BEGIN Material for this exercise

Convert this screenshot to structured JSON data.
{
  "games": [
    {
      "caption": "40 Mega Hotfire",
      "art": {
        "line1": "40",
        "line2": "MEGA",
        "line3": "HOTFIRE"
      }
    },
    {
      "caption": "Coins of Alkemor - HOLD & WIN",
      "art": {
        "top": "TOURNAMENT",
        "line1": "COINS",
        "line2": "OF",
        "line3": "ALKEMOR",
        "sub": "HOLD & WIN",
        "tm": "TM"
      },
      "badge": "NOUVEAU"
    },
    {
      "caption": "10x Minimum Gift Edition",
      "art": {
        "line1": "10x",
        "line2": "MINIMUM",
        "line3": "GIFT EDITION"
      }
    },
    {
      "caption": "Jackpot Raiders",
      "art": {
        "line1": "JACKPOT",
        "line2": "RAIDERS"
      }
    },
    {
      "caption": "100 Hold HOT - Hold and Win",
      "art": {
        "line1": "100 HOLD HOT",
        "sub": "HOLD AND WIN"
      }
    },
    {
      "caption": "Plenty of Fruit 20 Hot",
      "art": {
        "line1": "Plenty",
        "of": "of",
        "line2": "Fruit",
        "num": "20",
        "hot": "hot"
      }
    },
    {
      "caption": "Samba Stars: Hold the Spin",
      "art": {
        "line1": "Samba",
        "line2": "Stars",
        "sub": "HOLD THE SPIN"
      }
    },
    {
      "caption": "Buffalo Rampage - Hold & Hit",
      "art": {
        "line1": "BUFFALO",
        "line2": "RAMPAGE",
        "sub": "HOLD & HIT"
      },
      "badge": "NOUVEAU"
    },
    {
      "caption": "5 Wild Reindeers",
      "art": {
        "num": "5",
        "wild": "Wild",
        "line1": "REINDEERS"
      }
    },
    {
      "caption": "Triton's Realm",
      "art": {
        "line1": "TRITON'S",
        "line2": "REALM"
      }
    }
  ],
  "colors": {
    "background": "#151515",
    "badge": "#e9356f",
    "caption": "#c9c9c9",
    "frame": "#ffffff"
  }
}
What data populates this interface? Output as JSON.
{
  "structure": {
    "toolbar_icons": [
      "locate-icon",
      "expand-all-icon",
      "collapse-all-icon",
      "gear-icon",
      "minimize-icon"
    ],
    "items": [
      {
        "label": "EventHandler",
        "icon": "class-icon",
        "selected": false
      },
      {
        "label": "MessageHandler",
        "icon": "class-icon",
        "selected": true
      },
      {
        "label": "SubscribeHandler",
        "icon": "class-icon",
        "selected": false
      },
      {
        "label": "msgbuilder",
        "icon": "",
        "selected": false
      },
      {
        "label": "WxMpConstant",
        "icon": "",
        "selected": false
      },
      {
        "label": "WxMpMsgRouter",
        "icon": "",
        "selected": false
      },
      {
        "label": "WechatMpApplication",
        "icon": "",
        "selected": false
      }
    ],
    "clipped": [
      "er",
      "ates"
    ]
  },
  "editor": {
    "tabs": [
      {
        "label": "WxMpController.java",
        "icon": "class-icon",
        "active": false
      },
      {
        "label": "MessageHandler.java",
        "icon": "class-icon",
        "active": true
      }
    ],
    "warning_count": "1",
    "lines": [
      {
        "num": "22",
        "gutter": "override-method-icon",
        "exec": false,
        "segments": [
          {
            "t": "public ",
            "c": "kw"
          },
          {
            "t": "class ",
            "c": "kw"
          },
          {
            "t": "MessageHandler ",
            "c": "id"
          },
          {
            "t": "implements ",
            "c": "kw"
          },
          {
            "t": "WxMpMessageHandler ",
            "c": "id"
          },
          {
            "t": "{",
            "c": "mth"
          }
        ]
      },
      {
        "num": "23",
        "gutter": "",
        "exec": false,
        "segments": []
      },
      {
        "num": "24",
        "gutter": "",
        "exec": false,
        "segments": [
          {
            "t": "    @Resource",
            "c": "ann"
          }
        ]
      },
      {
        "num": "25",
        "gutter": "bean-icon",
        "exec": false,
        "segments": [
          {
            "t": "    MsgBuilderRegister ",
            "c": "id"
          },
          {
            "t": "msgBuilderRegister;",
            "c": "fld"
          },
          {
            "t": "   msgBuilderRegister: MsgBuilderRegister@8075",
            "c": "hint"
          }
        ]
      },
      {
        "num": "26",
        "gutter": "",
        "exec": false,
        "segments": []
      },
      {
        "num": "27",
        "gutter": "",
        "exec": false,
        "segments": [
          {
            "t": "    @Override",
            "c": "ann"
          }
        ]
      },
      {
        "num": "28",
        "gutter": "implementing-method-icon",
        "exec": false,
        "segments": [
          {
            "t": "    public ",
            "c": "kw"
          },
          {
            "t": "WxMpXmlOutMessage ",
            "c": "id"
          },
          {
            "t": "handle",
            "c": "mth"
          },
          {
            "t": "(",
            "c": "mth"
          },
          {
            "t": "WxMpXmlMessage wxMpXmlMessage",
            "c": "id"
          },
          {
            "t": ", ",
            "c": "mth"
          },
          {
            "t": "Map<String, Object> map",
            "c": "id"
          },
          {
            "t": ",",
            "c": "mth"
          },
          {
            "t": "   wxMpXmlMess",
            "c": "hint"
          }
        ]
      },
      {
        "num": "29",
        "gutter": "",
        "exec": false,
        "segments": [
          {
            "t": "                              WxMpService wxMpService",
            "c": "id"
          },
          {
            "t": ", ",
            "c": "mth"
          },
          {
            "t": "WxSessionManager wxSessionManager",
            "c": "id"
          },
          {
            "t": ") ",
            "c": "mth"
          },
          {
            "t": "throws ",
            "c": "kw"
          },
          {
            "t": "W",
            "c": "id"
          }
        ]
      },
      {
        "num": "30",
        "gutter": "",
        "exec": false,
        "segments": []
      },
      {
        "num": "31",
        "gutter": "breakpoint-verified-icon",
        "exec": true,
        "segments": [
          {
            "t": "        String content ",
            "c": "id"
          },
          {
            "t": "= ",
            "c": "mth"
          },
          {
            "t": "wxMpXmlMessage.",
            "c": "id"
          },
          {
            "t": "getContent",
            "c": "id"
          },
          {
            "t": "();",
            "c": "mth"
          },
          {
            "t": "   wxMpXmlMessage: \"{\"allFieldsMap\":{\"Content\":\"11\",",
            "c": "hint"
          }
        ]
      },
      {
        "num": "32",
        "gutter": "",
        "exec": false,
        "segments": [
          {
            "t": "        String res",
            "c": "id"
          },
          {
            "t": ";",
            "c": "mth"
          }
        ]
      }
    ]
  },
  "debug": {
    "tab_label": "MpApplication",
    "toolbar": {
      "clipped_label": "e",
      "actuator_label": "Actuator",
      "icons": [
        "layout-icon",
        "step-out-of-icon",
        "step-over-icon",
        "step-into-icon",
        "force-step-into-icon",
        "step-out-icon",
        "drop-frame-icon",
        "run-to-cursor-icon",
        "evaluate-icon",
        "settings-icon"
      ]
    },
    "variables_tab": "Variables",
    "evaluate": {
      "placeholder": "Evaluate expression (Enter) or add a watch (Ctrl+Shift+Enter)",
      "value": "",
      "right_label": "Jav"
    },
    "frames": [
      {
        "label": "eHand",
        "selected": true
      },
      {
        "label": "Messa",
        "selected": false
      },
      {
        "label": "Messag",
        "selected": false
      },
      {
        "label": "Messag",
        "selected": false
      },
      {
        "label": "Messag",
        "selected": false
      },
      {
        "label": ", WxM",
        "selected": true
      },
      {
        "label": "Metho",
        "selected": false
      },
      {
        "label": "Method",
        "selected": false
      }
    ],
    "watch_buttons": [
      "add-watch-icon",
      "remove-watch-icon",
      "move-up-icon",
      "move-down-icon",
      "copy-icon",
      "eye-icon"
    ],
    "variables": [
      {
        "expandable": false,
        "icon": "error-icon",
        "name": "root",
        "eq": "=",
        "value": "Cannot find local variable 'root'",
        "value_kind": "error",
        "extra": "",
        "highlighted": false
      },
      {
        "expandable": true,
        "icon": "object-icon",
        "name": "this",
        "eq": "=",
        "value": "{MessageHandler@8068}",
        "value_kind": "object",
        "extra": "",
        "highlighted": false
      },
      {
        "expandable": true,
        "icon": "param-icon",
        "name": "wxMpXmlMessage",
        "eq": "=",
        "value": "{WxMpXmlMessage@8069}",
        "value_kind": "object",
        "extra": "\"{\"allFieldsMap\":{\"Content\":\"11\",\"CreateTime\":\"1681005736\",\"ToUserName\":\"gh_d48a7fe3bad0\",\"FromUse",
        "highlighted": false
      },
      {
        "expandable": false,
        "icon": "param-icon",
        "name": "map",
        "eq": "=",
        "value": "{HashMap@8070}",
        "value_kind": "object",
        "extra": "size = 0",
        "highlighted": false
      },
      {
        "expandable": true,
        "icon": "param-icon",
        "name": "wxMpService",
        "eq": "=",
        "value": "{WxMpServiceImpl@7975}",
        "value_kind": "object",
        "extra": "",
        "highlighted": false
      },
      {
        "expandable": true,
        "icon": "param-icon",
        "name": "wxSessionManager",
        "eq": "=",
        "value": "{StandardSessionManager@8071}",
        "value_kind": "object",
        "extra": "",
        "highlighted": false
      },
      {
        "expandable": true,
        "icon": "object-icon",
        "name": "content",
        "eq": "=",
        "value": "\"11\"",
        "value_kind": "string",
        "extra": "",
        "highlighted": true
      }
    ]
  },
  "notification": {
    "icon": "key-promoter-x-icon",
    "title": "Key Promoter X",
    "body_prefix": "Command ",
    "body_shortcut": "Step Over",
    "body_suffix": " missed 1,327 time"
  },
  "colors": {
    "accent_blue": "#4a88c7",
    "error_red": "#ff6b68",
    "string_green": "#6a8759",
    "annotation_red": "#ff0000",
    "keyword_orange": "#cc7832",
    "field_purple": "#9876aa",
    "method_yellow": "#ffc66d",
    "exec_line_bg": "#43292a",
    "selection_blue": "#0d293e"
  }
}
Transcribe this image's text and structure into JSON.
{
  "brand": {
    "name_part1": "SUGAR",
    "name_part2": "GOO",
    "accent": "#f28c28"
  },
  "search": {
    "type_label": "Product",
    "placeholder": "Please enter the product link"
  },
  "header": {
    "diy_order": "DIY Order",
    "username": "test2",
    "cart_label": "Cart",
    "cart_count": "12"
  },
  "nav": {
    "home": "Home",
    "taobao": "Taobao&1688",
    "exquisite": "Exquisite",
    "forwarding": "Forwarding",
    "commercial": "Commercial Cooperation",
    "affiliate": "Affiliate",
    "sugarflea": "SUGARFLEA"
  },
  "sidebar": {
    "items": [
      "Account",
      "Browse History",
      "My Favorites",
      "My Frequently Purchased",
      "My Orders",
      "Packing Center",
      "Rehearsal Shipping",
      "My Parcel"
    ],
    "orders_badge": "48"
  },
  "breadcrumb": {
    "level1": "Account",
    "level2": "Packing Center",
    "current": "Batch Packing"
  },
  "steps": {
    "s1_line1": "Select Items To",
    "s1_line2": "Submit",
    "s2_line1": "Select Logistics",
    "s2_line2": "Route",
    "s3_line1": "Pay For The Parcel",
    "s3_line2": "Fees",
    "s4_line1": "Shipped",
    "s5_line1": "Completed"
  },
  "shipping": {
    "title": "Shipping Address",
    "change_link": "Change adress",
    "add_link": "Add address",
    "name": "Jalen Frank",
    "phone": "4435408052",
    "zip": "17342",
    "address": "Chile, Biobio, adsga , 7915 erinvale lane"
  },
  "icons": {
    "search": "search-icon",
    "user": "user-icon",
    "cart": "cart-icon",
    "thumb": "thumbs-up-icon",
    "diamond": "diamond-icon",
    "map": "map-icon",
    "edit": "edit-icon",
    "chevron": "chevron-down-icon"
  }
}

END Material for this exercise

_Written request:_
In the material above, show every line where the word "title" turns up.

_The result:_
    "title": "Key Promoter X",
    "title": "Shipping Address",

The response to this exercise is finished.